**DATA TO PROCESS**:
==*==

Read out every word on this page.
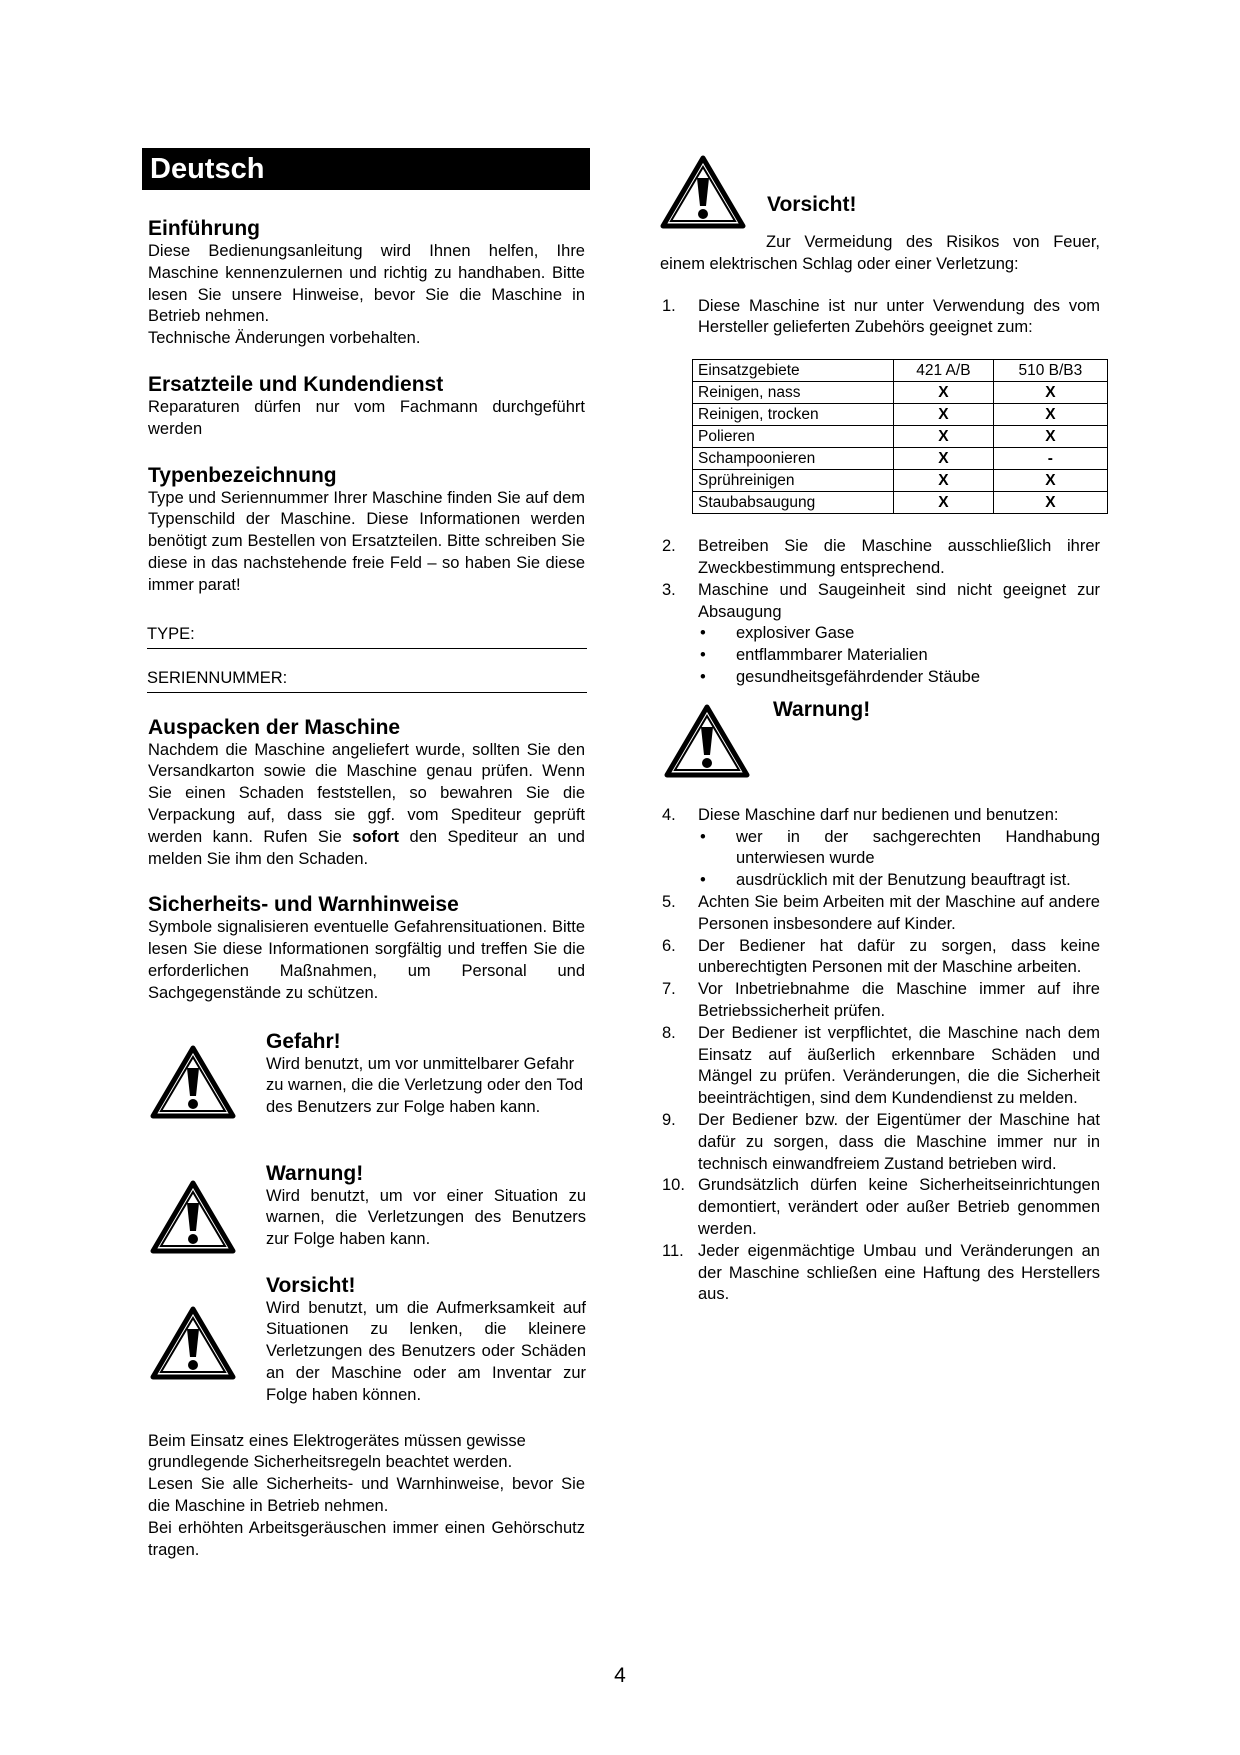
Deutsch
Einführung

Diese Bedienungsanleitung wird Ihnen helfen, Ihre Maschine kennenzulernen und richtig zu handhaben. Bitte lesen Sie unsere Hinweise, bevor Sie die Maschine in Betrieb nehmen.

Technische Änderungen vorbehalten.

Ersatzteile und Kundendienst

Reparaturen dürfen nur vom Fachmann durchgeführt werden

Typenbezeichnung

Type und Seriennummer Ihrer Maschine finden Sie auf dem Typenschild der Maschine. Diese Informationen werden benötigt zum Bestellen von Ersatzteilen. Bitte schreiben Sie diese in das nachstehende freie Feld – so haben Sie diese immer parat!

TYPE:
SERIENNUMMER:
Auspacken der Maschine

Nachdem die Maschine angeliefert wurde, sollten Sie den Versandkarton sowie die Maschine genau prüfen. Wenn Sie einen Schaden feststellen, so bewahren Sie die Verpackung auf, dass sie ggf. vom Spediteur geprüft werden kann. Rufen Sie sofort den Spediteur an und melden Sie ihm den Schaden.

Sicherheits- und Warnhinweise

Symbole signalisieren eventuelle Gefahrensituationen. Bitte lesen Sie diese Informationen sorgfältig und treffen Sie die erforderlichen Maßnahmen, um Personal und Sachgegenstände zu schützen.

Gefahr!

Wird benutzt, um vor unmittelbarer Gefahr zu warnen, die die Verletzung oder den Tod des Benutzers zur Folge haben kann.

Warnung!

Wird benutzt, um vor einer Situation zu warnen, die Verletzungen des Benutzers zur Folge haben kann.

Vorsicht!

Wird benutzt, um die Aufmerksamkeit auf Situationen zu lenken, die kleinere Verletzungen des Benutzers oder Schäden an der Maschine oder am Inventar zur Folge haben können.

Beim Einsatz eines Elektrogerätes müssen gewisse grundlegende Sicherheitsregeln beachtet werden.

Lesen Sie alle Sicherheits- und Warnhinweise, bevor Sie die Maschine in Betrieb nehmen.

Bei erhöhten Arbeitsgeräuschen immer einen Gehörschutz tragen.

Vorsicht!

Zur Vermeidung des Risikos von Feuer, einem elektrischen Schlag oder einer Verletzung:

1. Diese Maschine ist nur unter Verwendung des vom Hersteller gelieferten Zubehörs geeignet zum:
Einsatzgebiete	421 A/B	510 B/B3
Reinigen, nass	X	X
Reinigen, trocken	X	X
Polieren	X	X
Schampoonieren	X	-
Sprühreinigen	X	X
Staubabsaugung	X	X
2. Betreiben Sie die Maschine ausschließlich ihrer Zweckbestimmung entsprechend.
3. Maschine und Saugeinheit sind nicht geeignet zur Absaugung
• explosiver Gase
• entflammbarer Materialien
• gesundheitsgefährdender Stäube
Warnung!
4. Diese Maschine darf nur bedienen und benutzen:
• wer in der sachgerechten Handhabung unterwiesen wurde
• ausdrücklich mit der Benutzung beauftragt ist.
5. Achten Sie beim Arbeiten mit der Maschine auf andere Personen insbesondere auf Kinder.
6. Der Bediener hat dafür zu sorgen, dass keine unberechtigten Personen mit der Maschine arbeiten.
7. Vor Inbetriebnahme die Maschine immer auf ihre Betriebssicherheit prüfen.
8. Der Bediener ist verpflichtet, die Maschine nach dem Einsatz auf äußerlich erkennbare Schäden und Mängel zu prüfen. Veränderungen, die die Sicherheit beeinträchtigen, sind dem Kundendienst zu melden.
9. Der Bediener bzw. der Eigentümer der Maschine hat dafür zu sorgen, dass die Maschine immer nur in technisch einwandfreiem Zustand betrieben wird.
10. Grundsätzlich dürfen keine Sicherheitseinrichtungen demontiert, verändert oder außer Betrieb genommen werden.
11. Jeder eigenmächtige Umbau und Veränderungen an der Maschine schließen eine Haftung des Herstellers aus.
4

==*==

**WORK ORDER**:
Read the entries and pick out all lines that include the word "Kundendienst".

**FINISHED EXERCISE**:
Ersatzteile und Kundendienst
8. Der Bediener ist verpflichtet, die Maschine nach dem Einsatz auf äußerlich erkennbare Schäden und Mängel zu prüfen. Veränderungen, die die Sicherheit beeinträchtigen, sind dem Kundendienst zu melden.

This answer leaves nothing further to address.